* WHAT YOU HAVE TO DO *
Repeat what the lines below say, word for word, and skip every image.

--- BEGIN SUPPLIED ENTRIES ---

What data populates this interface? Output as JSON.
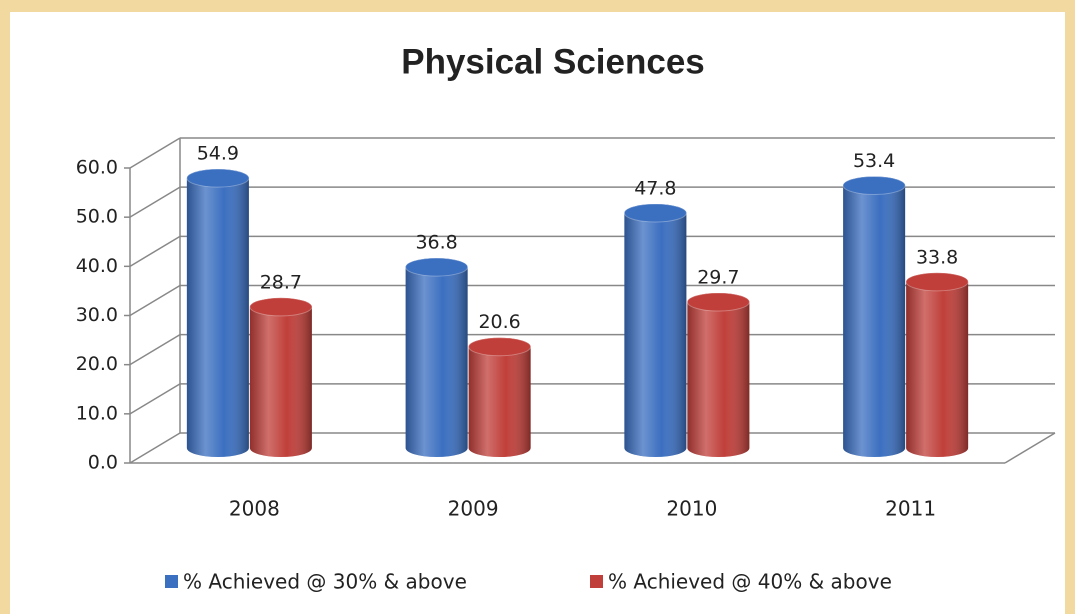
{
  "chart_data": {
    "type": "bar",
    "title": "Physical Sciences",
    "categories": [
      "2008",
      "2009",
      "2010",
      "2011"
    ],
    "series": [
      {
        "name": "% Achieved @ 30% & above",
        "color": "#3b6fc0",
        "values": [
          54.9,
          36.8,
          47.8,
          53.4
        ]
      },
      {
        "name": "% Achieved @ 40% & above",
        "color": "#c03f3a",
        "values": [
          28.7,
          20.6,
          29.7,
          33.8
        ]
      }
    ],
    "ylim": [
      0,
      60
    ],
    "yticks": [
      {
        "value": 0,
        "label": "0.0"
      },
      {
        "value": 10,
        "label": "10.0"
      },
      {
        "value": 20,
        "label": "20.0"
      },
      {
        "value": 30,
        "label": "30.0"
      },
      {
        "value": 40,
        "label": "40.0"
      },
      {
        "value": 50,
        "label": "50.0"
      },
      {
        "value": 60,
        "label": "60.0"
      }
    ],
    "grid": true,
    "legend": "bottom"
  }
}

--- END SUPPLIED ENTRIES ---

* OUTPUT OF THE EXERCISE *
What data populates this interface? Output as JSON.
{
  "chart_data": {
    "type": "bar",
    "title": "Physical Sciences",
    "categories": [
      "2008",
      "2009",
      "2010",
      "2011"
    ],
    "series": [
      {
        "name": "% Achieved @ 30% & above",
        "color": "#3b6fc0",
        "values": [
          54.9,
          36.8,
          47.8,
          53.4
        ]
      },
      {
        "name": "% Achieved @ 40% & above",
        "color": "#c03f3a",
        "values": [
          28.7,
          20.6,
          29.7,
          33.8
        ]
      }
    ],
    "ylim": [
      0,
      60
    ],
    "yticks": [
      {
        "value": 0,
        "label": "0.0"
      },
      {
        "value": 10,
        "label": "10.0"
      },
      {
        "value": 20,
        "label": "20.0"
      },
      {
        "value": 30,
        "label": "30.0"
      },
      {
        "value": 40,
        "label": "40.0"
      },
      {
        "value": 50,
        "label": "50.0"
      },
      {
        "value": 60,
        "label": "60.0"
      }
    ],
    "grid": true,
    "legend": "bottom"
  }
}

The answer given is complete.